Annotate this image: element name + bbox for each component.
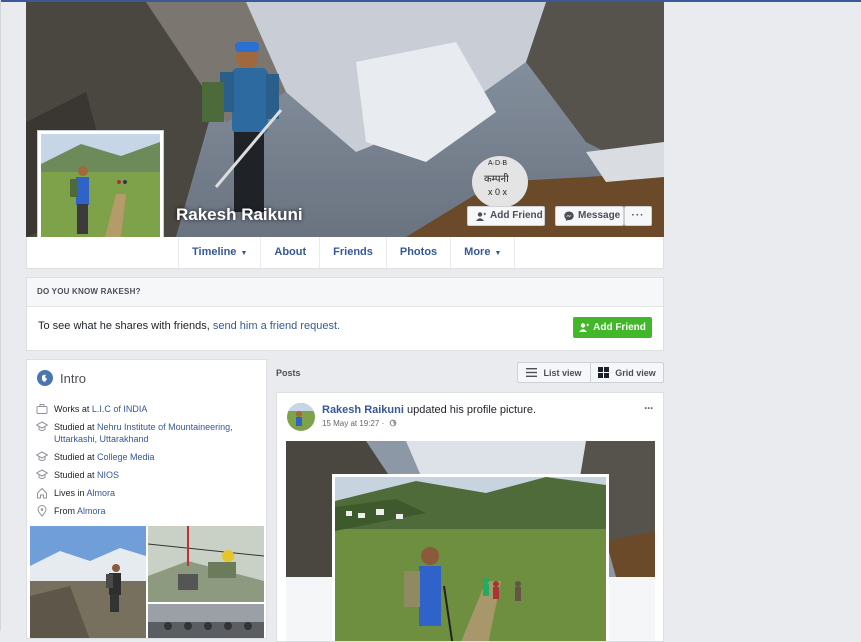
briefcase-icon	[36, 404, 48, 414]
intro-work-prefix: Works at	[54, 404, 92, 414]
do-you-know-heading: DO YOU KNOW RAKESH?	[27, 278, 663, 307]
add-friend-label: Add Friend	[490, 210, 543, 221]
post-action: updated his profile picture.	[403, 404, 537, 416]
intro-photo[interactable]	[148, 526, 264, 602]
friend-request-link[interactable]: send him a friend request.	[213, 320, 340, 332]
intro-work-link[interactable]: L.I.C of INDIA	[92, 404, 148, 414]
message-button[interactable]: Message	[555, 206, 624, 226]
messenger-icon	[564, 211, 574, 221]
list-view-button[interactable]: List view	[518, 363, 590, 382]
add-person-icon	[579, 323, 590, 332]
post-card: Rakesh Raikuni updated his profile pictu…	[276, 392, 664, 642]
intro-from-prefix: From	[54, 506, 78, 516]
tab-timeline-label: Timeline	[192, 246, 237, 258]
location-pin-icon	[37, 505, 47, 517]
tab-more-label: More	[464, 246, 491, 258]
tab-friends[interactable]: Friends	[319, 237, 386, 268]
intro-lives-prefix: Lives in	[54, 488, 87, 498]
intro-lives-row: Lives in Almora	[36, 487, 261, 499]
intro-heading: Intro	[37, 370, 86, 386]
post-time-text: 15 May at 19:27 ·	[322, 419, 385, 428]
intro-title: Intro	[60, 370, 87, 386]
intro-study-link[interactable]: College Media	[97, 452, 155, 462]
posts-heading: Posts	[276, 368, 301, 378]
intro-study-row: Studied at Nehru Institute of Mountainee…	[36, 421, 261, 445]
profile-name[interactable]: Rakesh Raikuni	[176, 205, 303, 225]
tab-more[interactable]: More ▼	[450, 237, 516, 268]
view-toggle: List view Grid view	[517, 362, 664, 383]
intro-study-link[interactable]: NIOS	[97, 470, 119, 480]
intro-from-link[interactable]: Almora	[77, 506, 106, 516]
post-avatar[interactable]	[287, 403, 315, 431]
svg-text:कम्पनी: कम्पनी	[484, 173, 509, 185]
globe-icon	[37, 370, 53, 386]
intro-study-prefix: Studied at	[54, 422, 98, 432]
intro-study-prefix: Studied at	[54, 470, 98, 480]
list-view-label: List view	[543, 367, 582, 378]
post-timestamp[interactable]: 15 May at 19:27 ·	[322, 419, 397, 428]
graduation-cap-icon	[36, 451, 48, 461]
chevron-down-icon: ▼	[494, 250, 502, 257]
home-icon	[37, 487, 47, 499]
graduation-cap-icon	[36, 469, 48, 479]
grid-view-icon	[598, 367, 610, 378]
grid-view-button[interactable]: Grid view	[590, 363, 663, 382]
more-options-button[interactable]: ···	[624, 206, 652, 226]
post-image[interactable]	[286, 441, 655, 641]
grid-view-label: Grid view	[615, 367, 656, 378]
tab-about[interactable]: About	[260, 237, 319, 268]
chevron-down-icon: ▼	[240, 250, 248, 257]
intro-photo-grid	[30, 526, 264, 638]
intro-study-prefix: Studied at	[54, 452, 98, 462]
globe-icon	[389, 419, 396, 427]
post-author[interactable]: Rakesh Raikuni	[322, 404, 404, 416]
tab-timeline[interactable]: Timeline ▼	[178, 237, 260, 268]
graduation-cap-icon	[36, 421, 48, 431]
profile-picture-image	[41, 134, 160, 253]
message-label: Message	[578, 210, 621, 221]
svg-text:x 0 x: x 0 x	[488, 187, 508, 197]
intro-details-list: Works at L.I.C of INDIA Studied at Nehru…	[36, 403, 261, 523]
intro-panel: Intro Works at L.I.C of INDIA Studied at…	[26, 359, 267, 639]
profile-nav-bar: Timeline ▼ About Friends Photos More ▼	[26, 237, 664, 269]
svg-text:A·D·B: A·D·B	[488, 160, 507, 167]
intro-study-row: Studied at NIOS	[36, 469, 261, 481]
post-options-button[interactable]: ···	[644, 401, 654, 415]
intro-photo[interactable]	[148, 604, 264, 638]
do-you-know-text: To see what he shares with friends, send…	[38, 320, 340, 332]
list-view-icon	[526, 368, 538, 377]
intro-study-row: Studied at College Media	[36, 451, 261, 463]
intro-from-row: From Almora	[36, 505, 261, 517]
do-you-know-panel: DO YOU KNOW RAKESH? To see what he share…	[26, 277, 664, 351]
post-header: Rakesh Raikuni updated his profile pictu…	[322, 404, 536, 416]
intro-work-row: Works at L.I.C of INDIA	[36, 403, 261, 415]
intro-photo[interactable]	[30, 526, 146, 638]
add-friend-green-label: Add Friend	[593, 322, 646, 333]
add-friend-button[interactable]: Add Friend	[467, 206, 545, 226]
page-edge	[0, 0, 1, 631]
tab-photos[interactable]: Photos	[385, 237, 450, 268]
do-you-know-prefix: To see what he shares with friends,	[38, 320, 213, 332]
add-friend-green-button[interactable]: Add Friend	[573, 317, 652, 338]
intro-lives-link[interactable]: Almora	[87, 488, 116, 498]
add-person-icon	[476, 211, 486, 221]
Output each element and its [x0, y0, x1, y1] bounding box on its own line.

--------------------------------

## WHAT YOU ARE ASKED TO DO
Please write out every line in the records above, from the line containing "404, 48, 414]" down to the line containing "370, 53, 386]", including both of those lines.

## COMPLETED TASK
briefcase-icon	[36, 404, 48, 414]
intro-work-prefix: Works at	[54, 404, 92, 414]
do-you-know-heading: DO YOU KNOW RAKESH?	[27, 278, 663, 307]
add-friend-label: Add Friend	[490, 210, 543, 221]
post-action: updated his profile picture.	[403, 404, 537, 416]
intro-photo[interactable]	[148, 526, 264, 602]
friend-request-link[interactable]: send him a friend request.	[213, 320, 340, 332]
intro-work-link[interactable]: L.I.C of INDIA	[92, 404, 148, 414]
message-button[interactable]: Message	[555, 206, 624, 226]
messenger-icon	[564, 211, 574, 221]
list-view-button[interactable]: List view	[518, 363, 590, 382]
add-person-icon	[579, 323, 590, 332]
post-card: Rakesh Raikuni updated his profile pictu…	[276, 392, 664, 642]
intro-from-prefix: From	[54, 506, 78, 516]
tab-timeline-label: Timeline	[192, 246, 237, 258]
location-pin-icon	[37, 505, 47, 517]
tab-more-label: More	[464, 246, 491, 258]
tab-friends[interactable]: Friends	[319, 237, 386, 268]
intro-lives-prefix: Lives in	[54, 488, 87, 498]
intro-lives-row: Lives in Almora	[36, 487, 261, 499]
intro-heading: Intro	[37, 370, 86, 386]
post-time-text: 15 May at 19:27 ·	[322, 419, 385, 428]
intro-title: Intro	[60, 370, 87, 386]
intro-study-link[interactable]: College Media	[97, 452, 155, 462]
posts-heading: Posts	[276, 368, 301, 378]
intro-study-row: Studied at Nehru Institute of Mountainee…	[36, 421, 261, 445]
profile-name[interactable]: Rakesh Raikuni	[176, 205, 303, 225]
tab-more[interactable]: More ▼	[450, 237, 516, 268]
view-toggle: List view Grid view	[517, 362, 664, 383]
intro-study-link[interactable]: NIOS	[97, 470, 119, 480]
intro-from-link[interactable]: Almora	[77, 506, 106, 516]
post-avatar[interactable]	[287, 403, 315, 431]
svg-text:कम्पनी: कम्पनी	[484, 173, 509, 185]
globe-icon	[37, 370, 53, 386]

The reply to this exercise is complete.